§ Stored data:
————————

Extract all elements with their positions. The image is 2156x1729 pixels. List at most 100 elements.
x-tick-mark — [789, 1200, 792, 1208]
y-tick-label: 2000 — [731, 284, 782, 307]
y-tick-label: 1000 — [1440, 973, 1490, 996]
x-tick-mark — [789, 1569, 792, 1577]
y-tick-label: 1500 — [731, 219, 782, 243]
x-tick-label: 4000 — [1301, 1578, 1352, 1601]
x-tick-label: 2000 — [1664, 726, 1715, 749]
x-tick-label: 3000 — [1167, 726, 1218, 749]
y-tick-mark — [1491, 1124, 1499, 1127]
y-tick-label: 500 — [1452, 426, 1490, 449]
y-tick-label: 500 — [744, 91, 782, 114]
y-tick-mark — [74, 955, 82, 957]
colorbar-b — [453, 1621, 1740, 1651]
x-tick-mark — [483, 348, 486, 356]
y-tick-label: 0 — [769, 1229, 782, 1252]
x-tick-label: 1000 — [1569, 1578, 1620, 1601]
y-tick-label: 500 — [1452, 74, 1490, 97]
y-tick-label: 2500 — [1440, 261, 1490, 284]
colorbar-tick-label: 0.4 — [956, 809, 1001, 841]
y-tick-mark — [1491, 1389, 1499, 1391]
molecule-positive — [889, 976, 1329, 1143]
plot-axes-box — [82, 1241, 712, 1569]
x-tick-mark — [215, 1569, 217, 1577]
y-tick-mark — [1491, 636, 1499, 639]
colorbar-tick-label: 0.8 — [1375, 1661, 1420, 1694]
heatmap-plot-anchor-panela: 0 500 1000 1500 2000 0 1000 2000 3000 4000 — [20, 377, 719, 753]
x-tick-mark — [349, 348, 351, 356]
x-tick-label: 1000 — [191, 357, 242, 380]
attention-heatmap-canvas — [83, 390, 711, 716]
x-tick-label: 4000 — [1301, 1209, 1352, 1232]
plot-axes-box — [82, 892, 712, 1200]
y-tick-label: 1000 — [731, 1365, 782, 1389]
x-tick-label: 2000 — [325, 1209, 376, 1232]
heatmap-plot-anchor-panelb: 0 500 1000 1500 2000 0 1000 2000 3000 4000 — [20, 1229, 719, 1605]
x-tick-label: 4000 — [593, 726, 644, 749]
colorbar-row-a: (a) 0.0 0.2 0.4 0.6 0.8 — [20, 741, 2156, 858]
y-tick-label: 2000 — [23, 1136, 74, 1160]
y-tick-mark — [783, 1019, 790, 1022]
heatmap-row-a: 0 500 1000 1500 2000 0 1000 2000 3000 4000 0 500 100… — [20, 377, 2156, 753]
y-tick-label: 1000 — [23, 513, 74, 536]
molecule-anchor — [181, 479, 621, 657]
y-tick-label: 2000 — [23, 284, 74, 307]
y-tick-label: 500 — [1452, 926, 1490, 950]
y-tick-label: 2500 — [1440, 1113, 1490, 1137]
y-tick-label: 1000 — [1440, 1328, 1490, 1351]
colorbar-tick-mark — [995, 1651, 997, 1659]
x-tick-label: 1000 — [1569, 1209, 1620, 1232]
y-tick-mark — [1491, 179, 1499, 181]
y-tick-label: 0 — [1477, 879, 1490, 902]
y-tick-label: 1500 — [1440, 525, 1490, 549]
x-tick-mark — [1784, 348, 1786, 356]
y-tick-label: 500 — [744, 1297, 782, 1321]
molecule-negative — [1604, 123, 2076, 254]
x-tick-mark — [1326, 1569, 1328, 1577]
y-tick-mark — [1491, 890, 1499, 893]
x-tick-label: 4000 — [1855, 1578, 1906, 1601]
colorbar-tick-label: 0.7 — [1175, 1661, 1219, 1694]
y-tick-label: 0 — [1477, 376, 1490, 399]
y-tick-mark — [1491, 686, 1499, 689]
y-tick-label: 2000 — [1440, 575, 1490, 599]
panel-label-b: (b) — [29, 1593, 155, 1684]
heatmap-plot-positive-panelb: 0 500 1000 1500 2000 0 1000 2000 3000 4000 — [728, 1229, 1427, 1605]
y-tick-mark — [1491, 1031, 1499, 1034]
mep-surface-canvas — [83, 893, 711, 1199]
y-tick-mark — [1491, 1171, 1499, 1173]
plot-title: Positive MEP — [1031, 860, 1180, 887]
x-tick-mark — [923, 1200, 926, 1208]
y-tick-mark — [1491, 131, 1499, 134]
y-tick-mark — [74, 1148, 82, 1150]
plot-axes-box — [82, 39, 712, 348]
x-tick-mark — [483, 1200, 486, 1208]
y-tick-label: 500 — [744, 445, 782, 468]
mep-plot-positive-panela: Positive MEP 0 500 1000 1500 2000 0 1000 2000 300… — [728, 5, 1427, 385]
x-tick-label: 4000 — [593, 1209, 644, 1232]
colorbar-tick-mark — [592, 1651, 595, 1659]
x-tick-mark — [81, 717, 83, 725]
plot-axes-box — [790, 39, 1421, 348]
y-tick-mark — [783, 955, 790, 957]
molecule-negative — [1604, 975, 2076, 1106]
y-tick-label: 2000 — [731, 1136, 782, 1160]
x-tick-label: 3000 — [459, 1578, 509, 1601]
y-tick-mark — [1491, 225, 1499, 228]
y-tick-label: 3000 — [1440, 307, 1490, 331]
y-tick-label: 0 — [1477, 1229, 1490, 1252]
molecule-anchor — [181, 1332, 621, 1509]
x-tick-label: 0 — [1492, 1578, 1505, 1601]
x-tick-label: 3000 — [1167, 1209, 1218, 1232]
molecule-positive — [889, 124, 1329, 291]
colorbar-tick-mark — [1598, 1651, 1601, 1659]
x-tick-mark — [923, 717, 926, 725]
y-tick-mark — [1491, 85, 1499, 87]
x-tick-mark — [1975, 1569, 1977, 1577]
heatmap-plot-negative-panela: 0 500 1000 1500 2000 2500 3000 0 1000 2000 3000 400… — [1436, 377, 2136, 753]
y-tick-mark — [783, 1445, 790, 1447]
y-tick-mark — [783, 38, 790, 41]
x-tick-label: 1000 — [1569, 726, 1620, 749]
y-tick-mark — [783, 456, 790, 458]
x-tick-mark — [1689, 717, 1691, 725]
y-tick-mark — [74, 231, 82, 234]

————————

§ Short problem:
Rewrite the entries with every occurrence of "molecule-positive" changed to "molecule-query" and everything else kept the same.

§ Response below:
Extract all elements with their positions. The image is 2156x1729 pixels. List at most 100 elements.
x-tick-mark — [789, 1200, 792, 1208]
y-tick-label: 2000 — [731, 284, 782, 307]
y-tick-label: 1000 — [1440, 973, 1490, 996]
x-tick-mark — [789, 1569, 792, 1577]
y-tick-label: 1500 — [731, 219, 782, 243]
x-tick-label: 4000 — [1301, 1578, 1352, 1601]
x-tick-label: 2000 — [1664, 726, 1715, 749]
x-tick-label: 3000 — [1167, 726, 1218, 749]
y-tick-mark — [1491, 1124, 1499, 1127]
y-tick-label: 500 — [1452, 426, 1490, 449]
y-tick-label: 500 — [744, 91, 782, 114]
y-tick-mark — [74, 955, 82, 957]
colorbar-b — [453, 1621, 1740, 1651]
x-tick-mark — [483, 348, 486, 356]
y-tick-label: 0 — [769, 1229, 782, 1252]
x-tick-label: 1000 — [1569, 1578, 1620, 1601]
y-tick-label: 500 — [1452, 74, 1490, 97]
y-tick-label: 2500 — [1440, 261, 1490, 284]
colorbar-tick-label: 0.4 — [956, 809, 1001, 841]
y-tick-mark — [1491, 1389, 1499, 1391]
molecule-query — [889, 976, 1329, 1143]
plot-axes-box — [82, 1241, 712, 1569]
x-tick-mark — [215, 1569, 217, 1577]
y-tick-mark — [1491, 636, 1499, 639]
colorbar-tick-label: 0.8 — [1375, 1661, 1420, 1694]
heatmap-plot-anchor-panela: 0 500 1000 1500 2000 0 1000 2000 3000 4000 — [20, 377, 719, 753]
x-tick-mark — [349, 348, 351, 356]
x-tick-label: 1000 — [191, 357, 242, 380]
attention-heatmap-canvas — [83, 390, 711, 716]
x-tick-label: 4000 — [1301, 1209, 1352, 1232]
plot-axes-box — [82, 892, 712, 1200]
y-tick-label: 1000 — [731, 1365, 782, 1389]
x-tick-label: 2000 — [325, 1209, 376, 1232]
heatmap-plot-anchor-panelb: 0 500 1000 1500 2000 0 1000 2000 3000 4000 — [20, 1229, 719, 1605]
x-tick-label: 4000 — [593, 726, 644, 749]
colorbar-row-a: (a) 0.0 0.2 0.4 0.6 0.8 — [20, 741, 2156, 858]
y-tick-label: 2000 — [23, 1136, 74, 1160]
y-tick-mark — [783, 1019, 790, 1022]
heatmap-row-a: 0 500 1000 1500 2000 0 1000 2000 3000 4000 0 500 100… — [20, 377, 2156, 753]
y-tick-label: 1000 — [23, 513, 74, 536]
molecule-anchor — [181, 479, 621, 657]
y-tick-label: 2000 — [23, 284, 74, 307]
y-tick-label: 500 — [1452, 926, 1490, 950]
y-tick-label: 2500 — [1440, 1113, 1490, 1137]
y-tick-label: 1000 — [1440, 1328, 1490, 1351]
colorbar-tick-mark — [995, 1651, 997, 1659]
x-tick-label: 1000 — [1569, 1209, 1620, 1232]
y-tick-mark — [1491, 179, 1499, 181]
y-tick-label: 0 — [1477, 879, 1490, 902]
y-tick-label: 1500 — [1440, 525, 1490, 549]
x-tick-mark — [1784, 348, 1786, 356]
y-tick-label: 500 — [744, 1297, 782, 1321]
molecule-negative — [1604, 123, 2076, 254]
x-tick-mark — [1326, 1569, 1328, 1577]
y-tick-mark — [1491, 890, 1499, 893]
x-tick-label: 4000 — [1855, 1578, 1906, 1601]
colorbar-tick-label: 0.7 — [1175, 1661, 1219, 1694]
y-tick-label: 0 — [1477, 376, 1490, 399]
y-tick-mark — [1491, 686, 1499, 689]
y-tick-label: 2000 — [1440, 575, 1490, 599]
panel-label-b: (b) — [29, 1593, 155, 1684]
heatmap-plot-positive-panelb: 0 500 1000 1500 2000 0 1000 2000 3000 4000 — [728, 1229, 1427, 1605]
y-tick-mark — [1491, 1031, 1499, 1034]
mep-surface-canvas — [83, 893, 711, 1199]
y-tick-mark — [1491, 1171, 1499, 1173]
plot-title: Positive MEP — [1031, 860, 1180, 887]
x-tick-mark — [923, 1200, 926, 1208]
y-tick-mark — [1491, 131, 1499, 134]
y-tick-mark — [74, 1148, 82, 1150]
plot-axes-box — [82, 39, 712, 348]
x-tick-mark — [483, 1200, 486, 1208]
y-tick-label: 500 — [744, 445, 782, 468]
mep-plot-positive-panela: Positive MEP 0 500 1000 1500 2000 0 1000 2000 300… — [728, 5, 1427, 385]
x-tick-label: 4000 — [593, 1209, 644, 1232]
colorbar-tick-mark — [592, 1651, 595, 1659]
x-tick-mark — [81, 717, 83, 725]
plot-axes-box — [790, 39, 1421, 348]
y-tick-mark — [783, 955, 790, 957]
molecule-negative — [1604, 975, 2076, 1106]
y-tick-label: 2000 — [731, 1136, 782, 1160]
x-tick-label: 3000 — [459, 1578, 509, 1601]
y-tick-mark — [1491, 225, 1499, 228]
y-tick-label: 3000 — [1440, 307, 1490, 331]
y-tick-label: 0 — [1477, 1229, 1490, 1252]
molecule-anchor — [181, 1332, 621, 1509]
x-tick-label: 0 — [1492, 1578, 1505, 1601]
x-tick-label: 3000 — [1167, 1209, 1218, 1232]
molecule-query — [889, 124, 1329, 291]
colorbar-tick-mark — [1598, 1651, 1601, 1659]
x-tick-mark — [923, 717, 926, 725]
y-tick-mark — [1491, 85, 1499, 87]
x-tick-mark — [1975, 1569, 1977, 1577]
heatmap-plot-negative-panela: 0 500 1000 1500 2000 2500 3000 0 1000 2000 3000 400… — [1436, 377, 2136, 753]
y-tick-mark — [783, 1445, 790, 1447]
y-tick-mark — [783, 38, 790, 41]
x-tick-label: 1000 — [1569, 726, 1620, 749]
y-tick-mark — [783, 456, 790, 458]
x-tick-mark — [1689, 717, 1691, 725]
y-tick-mark — [74, 231, 82, 234]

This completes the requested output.